*GOAL OF THE EXERCISE*:
Return verbatim every line from the beginning of the items down to and including the line that contains "- type-2-label: Type I: [146, 231, 203, 255]".

##### DATA

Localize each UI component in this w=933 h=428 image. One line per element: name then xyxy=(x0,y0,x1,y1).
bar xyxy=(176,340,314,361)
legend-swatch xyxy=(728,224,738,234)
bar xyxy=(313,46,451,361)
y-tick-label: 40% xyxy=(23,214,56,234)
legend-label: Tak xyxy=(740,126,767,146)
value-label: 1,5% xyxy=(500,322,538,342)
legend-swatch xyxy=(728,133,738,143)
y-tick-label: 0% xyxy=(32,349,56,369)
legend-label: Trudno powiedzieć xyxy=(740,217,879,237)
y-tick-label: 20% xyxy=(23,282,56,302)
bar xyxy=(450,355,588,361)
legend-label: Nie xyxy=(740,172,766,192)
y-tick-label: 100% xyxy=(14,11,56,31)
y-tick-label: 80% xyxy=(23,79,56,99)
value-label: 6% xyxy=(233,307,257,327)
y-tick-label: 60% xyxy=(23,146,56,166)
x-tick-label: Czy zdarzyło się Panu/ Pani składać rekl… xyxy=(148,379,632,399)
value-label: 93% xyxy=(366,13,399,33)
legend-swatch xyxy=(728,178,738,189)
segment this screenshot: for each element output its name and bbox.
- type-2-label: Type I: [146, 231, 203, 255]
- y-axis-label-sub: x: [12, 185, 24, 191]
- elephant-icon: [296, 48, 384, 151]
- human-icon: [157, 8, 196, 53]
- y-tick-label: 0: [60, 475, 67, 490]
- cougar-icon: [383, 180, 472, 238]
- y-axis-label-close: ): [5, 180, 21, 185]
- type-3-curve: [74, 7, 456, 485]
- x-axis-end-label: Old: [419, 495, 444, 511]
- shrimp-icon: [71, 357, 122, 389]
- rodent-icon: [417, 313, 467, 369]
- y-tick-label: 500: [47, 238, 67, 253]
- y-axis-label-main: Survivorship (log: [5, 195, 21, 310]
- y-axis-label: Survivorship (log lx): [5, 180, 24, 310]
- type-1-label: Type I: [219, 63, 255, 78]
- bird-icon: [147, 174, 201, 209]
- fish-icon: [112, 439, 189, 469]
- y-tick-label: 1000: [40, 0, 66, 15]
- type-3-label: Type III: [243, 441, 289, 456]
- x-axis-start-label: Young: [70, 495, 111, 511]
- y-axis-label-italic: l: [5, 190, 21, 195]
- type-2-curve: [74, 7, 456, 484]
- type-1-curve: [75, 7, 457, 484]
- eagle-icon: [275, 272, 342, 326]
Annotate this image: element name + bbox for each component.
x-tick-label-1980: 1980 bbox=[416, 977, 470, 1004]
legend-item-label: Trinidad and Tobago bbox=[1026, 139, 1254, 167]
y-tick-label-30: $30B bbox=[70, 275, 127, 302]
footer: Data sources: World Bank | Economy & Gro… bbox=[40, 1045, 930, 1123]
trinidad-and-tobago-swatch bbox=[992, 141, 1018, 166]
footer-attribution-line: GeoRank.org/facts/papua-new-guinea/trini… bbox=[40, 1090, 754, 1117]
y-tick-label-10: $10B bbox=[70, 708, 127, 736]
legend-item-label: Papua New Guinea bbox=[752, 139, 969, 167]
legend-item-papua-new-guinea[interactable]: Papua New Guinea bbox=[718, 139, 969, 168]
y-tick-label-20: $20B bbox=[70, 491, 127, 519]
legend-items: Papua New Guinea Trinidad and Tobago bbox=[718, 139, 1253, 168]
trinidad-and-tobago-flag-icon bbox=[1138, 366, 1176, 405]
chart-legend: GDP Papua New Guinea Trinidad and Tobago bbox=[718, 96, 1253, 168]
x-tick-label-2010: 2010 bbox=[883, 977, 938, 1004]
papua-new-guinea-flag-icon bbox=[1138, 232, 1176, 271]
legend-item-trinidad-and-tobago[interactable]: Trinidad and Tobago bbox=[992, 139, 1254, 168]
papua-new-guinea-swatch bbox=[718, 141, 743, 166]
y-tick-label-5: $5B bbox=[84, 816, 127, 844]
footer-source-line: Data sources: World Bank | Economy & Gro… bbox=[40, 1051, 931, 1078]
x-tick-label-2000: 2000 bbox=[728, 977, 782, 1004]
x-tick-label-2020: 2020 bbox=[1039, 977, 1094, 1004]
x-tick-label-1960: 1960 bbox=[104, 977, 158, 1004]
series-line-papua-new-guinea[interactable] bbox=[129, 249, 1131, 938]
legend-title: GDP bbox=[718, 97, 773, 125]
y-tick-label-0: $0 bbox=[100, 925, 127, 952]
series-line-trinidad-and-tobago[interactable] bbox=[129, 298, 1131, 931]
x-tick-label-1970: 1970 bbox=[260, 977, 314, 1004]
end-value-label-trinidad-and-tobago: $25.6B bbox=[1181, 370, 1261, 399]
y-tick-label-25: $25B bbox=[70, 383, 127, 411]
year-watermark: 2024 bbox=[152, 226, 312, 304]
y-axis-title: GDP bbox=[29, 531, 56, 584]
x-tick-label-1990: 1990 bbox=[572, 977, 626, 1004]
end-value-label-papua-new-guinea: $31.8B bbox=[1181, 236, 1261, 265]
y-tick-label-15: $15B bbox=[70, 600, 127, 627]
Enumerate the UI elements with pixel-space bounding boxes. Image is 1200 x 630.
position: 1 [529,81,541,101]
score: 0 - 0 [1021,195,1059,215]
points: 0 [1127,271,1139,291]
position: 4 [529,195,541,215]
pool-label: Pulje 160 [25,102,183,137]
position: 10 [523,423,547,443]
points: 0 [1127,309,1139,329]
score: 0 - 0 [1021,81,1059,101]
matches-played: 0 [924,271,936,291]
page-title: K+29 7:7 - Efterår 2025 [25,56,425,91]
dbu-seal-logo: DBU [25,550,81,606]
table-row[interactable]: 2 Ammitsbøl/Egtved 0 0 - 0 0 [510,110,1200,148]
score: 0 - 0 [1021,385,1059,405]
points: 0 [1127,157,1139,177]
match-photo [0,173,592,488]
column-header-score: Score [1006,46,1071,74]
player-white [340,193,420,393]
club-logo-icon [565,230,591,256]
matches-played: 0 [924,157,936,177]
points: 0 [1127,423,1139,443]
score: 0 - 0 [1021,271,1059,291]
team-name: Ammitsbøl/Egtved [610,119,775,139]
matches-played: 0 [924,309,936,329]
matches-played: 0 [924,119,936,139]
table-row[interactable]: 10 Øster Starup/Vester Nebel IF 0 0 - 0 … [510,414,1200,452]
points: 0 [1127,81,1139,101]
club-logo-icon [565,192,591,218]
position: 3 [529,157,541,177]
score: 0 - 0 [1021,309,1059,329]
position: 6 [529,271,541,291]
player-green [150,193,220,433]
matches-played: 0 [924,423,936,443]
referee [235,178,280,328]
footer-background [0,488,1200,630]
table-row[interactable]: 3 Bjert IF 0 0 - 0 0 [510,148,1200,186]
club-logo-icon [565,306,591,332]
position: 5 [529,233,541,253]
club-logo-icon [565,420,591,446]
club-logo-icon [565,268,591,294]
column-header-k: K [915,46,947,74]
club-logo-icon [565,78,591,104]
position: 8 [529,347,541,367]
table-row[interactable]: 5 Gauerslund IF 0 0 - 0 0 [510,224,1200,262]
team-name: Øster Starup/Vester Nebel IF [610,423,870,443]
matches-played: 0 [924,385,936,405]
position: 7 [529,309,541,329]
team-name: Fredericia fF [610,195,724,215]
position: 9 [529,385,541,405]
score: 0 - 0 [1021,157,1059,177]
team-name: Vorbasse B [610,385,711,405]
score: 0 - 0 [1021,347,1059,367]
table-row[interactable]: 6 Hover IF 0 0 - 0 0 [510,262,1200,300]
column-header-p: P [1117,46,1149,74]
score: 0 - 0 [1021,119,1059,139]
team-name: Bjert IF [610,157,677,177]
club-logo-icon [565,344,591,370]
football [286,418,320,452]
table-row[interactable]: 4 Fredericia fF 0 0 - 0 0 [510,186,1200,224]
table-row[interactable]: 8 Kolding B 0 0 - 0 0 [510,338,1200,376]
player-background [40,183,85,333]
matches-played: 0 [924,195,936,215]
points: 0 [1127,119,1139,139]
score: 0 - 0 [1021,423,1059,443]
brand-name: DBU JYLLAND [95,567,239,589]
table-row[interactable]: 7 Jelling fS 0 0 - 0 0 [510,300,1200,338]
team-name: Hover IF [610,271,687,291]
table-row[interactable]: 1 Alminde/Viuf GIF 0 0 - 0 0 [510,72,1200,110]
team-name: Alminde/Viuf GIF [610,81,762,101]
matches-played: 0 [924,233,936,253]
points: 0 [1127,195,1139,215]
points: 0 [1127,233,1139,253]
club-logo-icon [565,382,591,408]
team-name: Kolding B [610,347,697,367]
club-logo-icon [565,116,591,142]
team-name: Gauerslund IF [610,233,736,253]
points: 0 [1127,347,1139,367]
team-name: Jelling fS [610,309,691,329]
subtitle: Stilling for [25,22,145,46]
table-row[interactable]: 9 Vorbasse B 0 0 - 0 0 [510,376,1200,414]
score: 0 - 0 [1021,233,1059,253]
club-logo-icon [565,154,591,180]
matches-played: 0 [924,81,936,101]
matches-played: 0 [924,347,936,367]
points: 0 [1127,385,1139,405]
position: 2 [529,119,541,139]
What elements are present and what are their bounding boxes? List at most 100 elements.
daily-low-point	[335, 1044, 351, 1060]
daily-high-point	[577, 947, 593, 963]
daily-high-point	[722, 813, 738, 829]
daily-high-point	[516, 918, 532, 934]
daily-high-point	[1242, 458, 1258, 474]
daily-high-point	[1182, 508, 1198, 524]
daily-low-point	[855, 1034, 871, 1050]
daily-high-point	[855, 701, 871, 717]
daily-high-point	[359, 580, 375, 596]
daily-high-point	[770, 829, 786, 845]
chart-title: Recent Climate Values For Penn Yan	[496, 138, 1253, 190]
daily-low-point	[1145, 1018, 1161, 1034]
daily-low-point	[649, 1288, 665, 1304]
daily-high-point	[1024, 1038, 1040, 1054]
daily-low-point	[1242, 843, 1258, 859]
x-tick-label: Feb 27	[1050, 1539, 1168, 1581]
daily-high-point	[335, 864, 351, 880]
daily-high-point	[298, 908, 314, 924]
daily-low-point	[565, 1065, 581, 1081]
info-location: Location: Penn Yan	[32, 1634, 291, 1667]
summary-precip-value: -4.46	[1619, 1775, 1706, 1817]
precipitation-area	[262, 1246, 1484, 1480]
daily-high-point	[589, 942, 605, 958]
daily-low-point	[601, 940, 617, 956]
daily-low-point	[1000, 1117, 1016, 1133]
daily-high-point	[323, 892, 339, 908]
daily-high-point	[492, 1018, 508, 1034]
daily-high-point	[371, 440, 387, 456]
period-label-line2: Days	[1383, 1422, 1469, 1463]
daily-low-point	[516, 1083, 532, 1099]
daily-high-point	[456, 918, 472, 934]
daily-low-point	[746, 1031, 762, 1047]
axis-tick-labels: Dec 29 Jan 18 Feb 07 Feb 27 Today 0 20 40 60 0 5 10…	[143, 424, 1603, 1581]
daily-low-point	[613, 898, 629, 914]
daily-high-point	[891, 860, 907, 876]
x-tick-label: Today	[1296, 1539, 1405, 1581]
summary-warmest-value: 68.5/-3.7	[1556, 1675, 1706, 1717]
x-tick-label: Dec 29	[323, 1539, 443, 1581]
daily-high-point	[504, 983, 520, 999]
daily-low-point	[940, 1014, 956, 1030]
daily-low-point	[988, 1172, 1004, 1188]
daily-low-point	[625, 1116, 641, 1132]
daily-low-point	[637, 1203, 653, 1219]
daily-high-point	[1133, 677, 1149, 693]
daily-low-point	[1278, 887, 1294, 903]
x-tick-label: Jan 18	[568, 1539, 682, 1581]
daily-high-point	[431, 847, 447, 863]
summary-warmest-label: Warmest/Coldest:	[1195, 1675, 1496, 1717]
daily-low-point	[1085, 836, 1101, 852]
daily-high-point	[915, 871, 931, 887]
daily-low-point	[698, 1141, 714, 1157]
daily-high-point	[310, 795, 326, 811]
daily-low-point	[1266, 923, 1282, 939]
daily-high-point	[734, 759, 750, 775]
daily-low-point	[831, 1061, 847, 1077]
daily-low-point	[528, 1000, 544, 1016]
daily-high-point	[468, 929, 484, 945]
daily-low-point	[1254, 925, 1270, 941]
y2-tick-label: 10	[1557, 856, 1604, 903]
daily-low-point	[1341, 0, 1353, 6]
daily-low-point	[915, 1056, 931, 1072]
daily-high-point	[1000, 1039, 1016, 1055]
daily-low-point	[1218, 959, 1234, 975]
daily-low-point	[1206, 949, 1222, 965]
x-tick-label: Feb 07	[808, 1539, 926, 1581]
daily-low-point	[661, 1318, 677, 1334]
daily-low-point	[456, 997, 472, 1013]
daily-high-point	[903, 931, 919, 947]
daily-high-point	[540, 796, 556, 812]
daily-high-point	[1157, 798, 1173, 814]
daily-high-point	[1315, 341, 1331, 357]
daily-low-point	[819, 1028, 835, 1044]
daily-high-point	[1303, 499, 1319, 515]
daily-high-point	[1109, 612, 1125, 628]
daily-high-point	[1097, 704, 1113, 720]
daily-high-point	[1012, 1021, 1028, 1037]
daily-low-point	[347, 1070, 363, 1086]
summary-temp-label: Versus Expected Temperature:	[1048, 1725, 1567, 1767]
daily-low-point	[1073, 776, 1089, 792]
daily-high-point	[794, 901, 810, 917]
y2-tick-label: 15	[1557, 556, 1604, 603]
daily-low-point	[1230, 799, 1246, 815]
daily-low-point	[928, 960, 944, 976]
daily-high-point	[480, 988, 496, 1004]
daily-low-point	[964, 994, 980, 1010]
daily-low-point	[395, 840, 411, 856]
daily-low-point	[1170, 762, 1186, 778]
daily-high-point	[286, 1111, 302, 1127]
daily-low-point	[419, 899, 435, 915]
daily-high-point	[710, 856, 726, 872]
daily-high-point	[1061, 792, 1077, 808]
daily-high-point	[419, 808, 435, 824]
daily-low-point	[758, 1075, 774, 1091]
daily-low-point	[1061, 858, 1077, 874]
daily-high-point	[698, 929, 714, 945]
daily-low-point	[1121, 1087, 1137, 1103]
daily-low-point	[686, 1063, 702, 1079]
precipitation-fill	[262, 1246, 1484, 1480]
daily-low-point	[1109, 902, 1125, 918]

##########

*SOLUTION TO THE PROBLEM*:
Localize each UI component in this w=933 h=428 image. One line per element: name then xyxy=(x0,y0,x1,y1).
bar xyxy=(176,340,314,361)
legend-swatch xyxy=(728,224,738,234)
bar xyxy=(313,46,451,361)
y-tick-label: 40% xyxy=(23,214,56,234)
legend-label: Tak xyxy=(740,126,767,146)
value-label: 1,5% xyxy=(500,322,538,342)
legend-swatch xyxy=(728,133,738,143)
y-tick-label: 0% xyxy=(32,349,56,369)
legend-label: Trudno powiedzieć xyxy=(740,217,879,237)
y-tick-label: 20% xyxy=(23,282,56,302)
bar xyxy=(450,355,588,361)
legend-label: Nie xyxy=(740,172,766,192)
y-tick-label: 100% xyxy=(14,11,56,31)
y-tick-label: 80% xyxy=(23,79,56,99)
value-label: 6% xyxy=(233,307,257,327)
y-tick-label: 60% xyxy=(23,146,56,166)
x-tick-label: Czy zdarzyło się Panu/ Pani składać rekl… xyxy=(148,379,632,399)
value-label: 93% xyxy=(366,13,399,33)
legend-swatch xyxy=(728,178,738,189)
segment this screenshot: for each element output its name and bbox.
- type-2-label: Type I: [146, 231, 203, 255]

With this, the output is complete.